Goals:
(A) In the excerpt on facial expression recognition under occlusion, where does the facial action coding system place action units?
(B) Shorten the paragraph beginning "When the location of occlusions is uncertain" from the excerpt on facial expression recognition under occlusion into a brief bulleted list that keeps its main facts.
(C) Write the next part of the excerpt on facial expression recognition under occlusion, picking up after its last sentence.

[Start Source excerpt]

The major contributions of this work can be summarized in three aspects: 1) We propose OAM, a novel network structure to avoid facial blocks with occlusion and select non-occluded blocks. 2) A region biased loss (Block-Loss) is proposed to optimize the selection of crucial regions. 3) On four challenging datasets with occlusions, we demonstrate that our methods achieve superior performance.

2 Related Work

2.1 FER Methods Against Occlusions

Many FER methods consider using prior knowledge to strike a better performance both in lab-constraint and in-the-wild scenarios. Common options to incorporate such knowledge includes manually design refined segmentation based on detected facial landmarks since it is effective to constraint the model’s input to only the regions where expression-related actions occur. According to the facial action coding system [10], action units are situated around the eyes, the forehead, and the mouth. Extracting those key areas accordingly reduces noise from hair, sunglasses, masks, and other occlusions. However, it works only if these key areas are not occluded.

When the location of occlusions is uncertain, dividing the whole facial image into smaller patches while applying some selection or weighting method over the patches is often more robust than the key-area segmentation approaches. Face partitioning methods varies from uniform partitioning [14], landmark-centered partitioning [19], to sampling-oriented [27]. Subsequently, the occluded patches are given smaller importance weights, or simply excluded from the recognition process.

Recent works following this principle prefer to generate an importance score for each block according to its contribution to the classification. For example, Li et al. [19] proposed to use a convolution neural network with attention mechanism to compute an adaptive weight from the region itself according to the unobstructedness and importance. Wang et al. [27] proposed a novel region attention network using the sigmoid value to represent the attention value and combining the overall and part features to enhance the ability of the network.

[End Source excerpt]
[Start Dataset content]

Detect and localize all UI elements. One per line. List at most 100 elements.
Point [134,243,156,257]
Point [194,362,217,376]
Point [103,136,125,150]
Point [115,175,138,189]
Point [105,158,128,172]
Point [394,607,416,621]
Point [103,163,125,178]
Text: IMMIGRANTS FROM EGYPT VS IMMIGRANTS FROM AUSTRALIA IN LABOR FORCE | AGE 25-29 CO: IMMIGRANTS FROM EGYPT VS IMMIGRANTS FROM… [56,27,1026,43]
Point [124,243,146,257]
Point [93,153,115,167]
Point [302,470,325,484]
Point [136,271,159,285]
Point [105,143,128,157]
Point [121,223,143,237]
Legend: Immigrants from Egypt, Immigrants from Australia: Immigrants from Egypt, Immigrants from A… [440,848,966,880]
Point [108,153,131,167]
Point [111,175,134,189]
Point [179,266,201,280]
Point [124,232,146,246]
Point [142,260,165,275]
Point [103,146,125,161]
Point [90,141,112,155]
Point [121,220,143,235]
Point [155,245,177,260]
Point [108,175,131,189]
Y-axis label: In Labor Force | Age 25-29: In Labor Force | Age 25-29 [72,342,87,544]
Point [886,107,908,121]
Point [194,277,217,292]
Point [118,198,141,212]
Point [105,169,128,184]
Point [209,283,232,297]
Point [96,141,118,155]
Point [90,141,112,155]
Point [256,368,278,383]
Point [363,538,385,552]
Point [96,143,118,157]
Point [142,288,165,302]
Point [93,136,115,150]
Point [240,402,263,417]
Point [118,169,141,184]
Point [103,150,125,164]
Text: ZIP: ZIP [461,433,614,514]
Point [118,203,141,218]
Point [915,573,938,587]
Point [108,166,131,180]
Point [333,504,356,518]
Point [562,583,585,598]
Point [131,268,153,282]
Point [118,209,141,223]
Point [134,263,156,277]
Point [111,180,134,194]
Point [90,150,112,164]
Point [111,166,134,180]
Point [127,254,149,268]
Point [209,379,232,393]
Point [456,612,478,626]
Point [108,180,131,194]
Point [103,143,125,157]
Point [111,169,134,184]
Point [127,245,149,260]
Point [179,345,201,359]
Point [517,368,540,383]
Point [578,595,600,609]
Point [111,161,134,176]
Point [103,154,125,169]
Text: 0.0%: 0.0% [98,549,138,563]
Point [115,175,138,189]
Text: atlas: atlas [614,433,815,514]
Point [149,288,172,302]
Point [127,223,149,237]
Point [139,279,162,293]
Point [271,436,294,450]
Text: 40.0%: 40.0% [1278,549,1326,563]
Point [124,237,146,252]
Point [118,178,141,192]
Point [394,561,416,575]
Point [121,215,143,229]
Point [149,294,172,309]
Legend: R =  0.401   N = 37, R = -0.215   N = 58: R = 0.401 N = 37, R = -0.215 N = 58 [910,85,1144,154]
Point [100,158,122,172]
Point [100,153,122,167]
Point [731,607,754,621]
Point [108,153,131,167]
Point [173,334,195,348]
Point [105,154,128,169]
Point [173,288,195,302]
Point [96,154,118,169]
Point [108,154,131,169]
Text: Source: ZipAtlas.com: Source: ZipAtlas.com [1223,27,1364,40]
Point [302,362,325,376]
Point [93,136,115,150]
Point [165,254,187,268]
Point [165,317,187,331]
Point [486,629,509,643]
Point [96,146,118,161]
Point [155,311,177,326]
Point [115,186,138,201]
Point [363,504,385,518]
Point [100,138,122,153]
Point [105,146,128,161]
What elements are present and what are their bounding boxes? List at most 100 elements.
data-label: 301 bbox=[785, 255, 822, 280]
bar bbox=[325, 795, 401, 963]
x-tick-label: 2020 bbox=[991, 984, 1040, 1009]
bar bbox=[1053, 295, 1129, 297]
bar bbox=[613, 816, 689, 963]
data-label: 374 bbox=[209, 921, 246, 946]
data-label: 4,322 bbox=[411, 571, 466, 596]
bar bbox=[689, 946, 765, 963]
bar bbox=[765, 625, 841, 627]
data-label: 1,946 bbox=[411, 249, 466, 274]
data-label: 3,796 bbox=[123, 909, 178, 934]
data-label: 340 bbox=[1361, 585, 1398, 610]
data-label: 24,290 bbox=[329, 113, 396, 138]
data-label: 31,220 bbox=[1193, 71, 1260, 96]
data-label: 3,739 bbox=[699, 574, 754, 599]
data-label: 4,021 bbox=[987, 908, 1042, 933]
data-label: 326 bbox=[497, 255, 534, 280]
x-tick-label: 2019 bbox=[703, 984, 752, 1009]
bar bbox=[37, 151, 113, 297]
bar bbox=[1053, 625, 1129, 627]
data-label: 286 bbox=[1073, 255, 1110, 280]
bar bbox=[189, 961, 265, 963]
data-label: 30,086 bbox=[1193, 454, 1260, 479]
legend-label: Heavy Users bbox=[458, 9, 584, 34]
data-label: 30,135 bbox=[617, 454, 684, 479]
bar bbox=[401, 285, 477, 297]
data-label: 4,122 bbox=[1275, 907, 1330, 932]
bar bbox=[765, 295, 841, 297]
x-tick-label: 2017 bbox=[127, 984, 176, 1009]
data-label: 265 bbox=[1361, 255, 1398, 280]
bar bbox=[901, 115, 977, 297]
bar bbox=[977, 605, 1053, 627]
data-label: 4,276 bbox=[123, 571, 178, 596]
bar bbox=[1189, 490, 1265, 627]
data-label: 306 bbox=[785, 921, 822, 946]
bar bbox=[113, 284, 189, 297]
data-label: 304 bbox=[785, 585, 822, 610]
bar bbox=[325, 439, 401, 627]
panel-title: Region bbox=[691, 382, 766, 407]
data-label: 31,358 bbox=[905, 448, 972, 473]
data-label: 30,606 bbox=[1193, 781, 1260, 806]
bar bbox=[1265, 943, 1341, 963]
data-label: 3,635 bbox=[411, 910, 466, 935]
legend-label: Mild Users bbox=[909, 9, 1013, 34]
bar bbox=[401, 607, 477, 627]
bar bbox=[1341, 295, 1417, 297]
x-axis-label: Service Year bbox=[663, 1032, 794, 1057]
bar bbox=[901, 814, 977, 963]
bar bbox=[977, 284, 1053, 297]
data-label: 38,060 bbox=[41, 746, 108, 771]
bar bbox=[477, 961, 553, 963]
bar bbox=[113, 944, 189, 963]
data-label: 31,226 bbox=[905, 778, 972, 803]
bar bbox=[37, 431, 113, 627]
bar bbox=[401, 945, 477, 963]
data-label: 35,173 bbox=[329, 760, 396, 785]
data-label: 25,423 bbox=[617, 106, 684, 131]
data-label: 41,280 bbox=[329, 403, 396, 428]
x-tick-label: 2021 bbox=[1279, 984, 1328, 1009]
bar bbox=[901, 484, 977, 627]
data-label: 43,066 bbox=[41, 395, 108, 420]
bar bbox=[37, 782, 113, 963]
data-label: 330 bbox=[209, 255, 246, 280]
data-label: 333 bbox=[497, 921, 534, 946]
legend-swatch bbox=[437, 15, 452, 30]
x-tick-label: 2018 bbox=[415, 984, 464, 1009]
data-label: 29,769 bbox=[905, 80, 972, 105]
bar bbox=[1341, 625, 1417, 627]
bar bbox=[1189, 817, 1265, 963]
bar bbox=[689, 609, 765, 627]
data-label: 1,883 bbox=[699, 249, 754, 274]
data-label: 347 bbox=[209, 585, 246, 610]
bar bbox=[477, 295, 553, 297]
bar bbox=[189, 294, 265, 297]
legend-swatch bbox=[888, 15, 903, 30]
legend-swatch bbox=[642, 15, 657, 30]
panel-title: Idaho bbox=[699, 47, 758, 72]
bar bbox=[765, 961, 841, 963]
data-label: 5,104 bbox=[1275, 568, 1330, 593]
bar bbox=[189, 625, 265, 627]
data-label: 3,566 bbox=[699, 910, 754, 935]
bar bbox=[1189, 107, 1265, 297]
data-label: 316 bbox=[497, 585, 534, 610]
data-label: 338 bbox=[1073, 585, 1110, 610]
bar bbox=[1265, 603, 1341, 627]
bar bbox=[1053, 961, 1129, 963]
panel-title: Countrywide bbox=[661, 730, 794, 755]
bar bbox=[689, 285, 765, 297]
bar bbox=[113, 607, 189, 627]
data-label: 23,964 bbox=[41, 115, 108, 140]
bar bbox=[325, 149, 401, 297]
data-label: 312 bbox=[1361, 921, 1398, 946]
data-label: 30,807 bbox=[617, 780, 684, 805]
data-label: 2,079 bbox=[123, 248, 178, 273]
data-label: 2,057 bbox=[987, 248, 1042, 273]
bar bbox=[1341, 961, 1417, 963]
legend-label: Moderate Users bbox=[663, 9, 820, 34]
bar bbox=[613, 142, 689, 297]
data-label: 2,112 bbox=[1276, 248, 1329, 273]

[End Dataset content]

Exercise responses:
(A) Around the eyes, the forehead, and the mouth.

(B)
- When occlusion locations are uncertain, splitting the face into smaller patches and selecting or weighting them is often more robust than key-area segmentation.
- Partitioning methods include uniform [14], landmark-centered [19], and sampling-oriented [27].
- Occluded patches then receive smaller importance weights or are excluded from recognition.

(C)
The above methods obtain the importance score through a designed deep neural network, and it is considered that the blocks with large importance scores should be focused on by the network. But in fact, the blocks with large importance scores are possible to be the occluded blocks. Different from these works, our method determines whether the block is occluded by the similarity between the facial block and the whole image, rather than simply using the important score. When the face image is partially obscured, its overall characteristics are still close to a face, so the blocks which are close to the face image are non-occluded blocks.

2.2 Sparse Representation

Inspired by the success of sparse approximation in the face recognition task [29], researchers proposed adaptations and variations of sparse encoding to the expression recognition task. Methods concerning sparse representation decompose a facial image as a linear combination of images from the same expression category. During the process, four typical facial features, i.e., the raw pixels [31], Gabor wavelets representation [6], local binary patterns [2], and deep features extracted by a deep convolutional network [1] are used as the effective representations for the expression images.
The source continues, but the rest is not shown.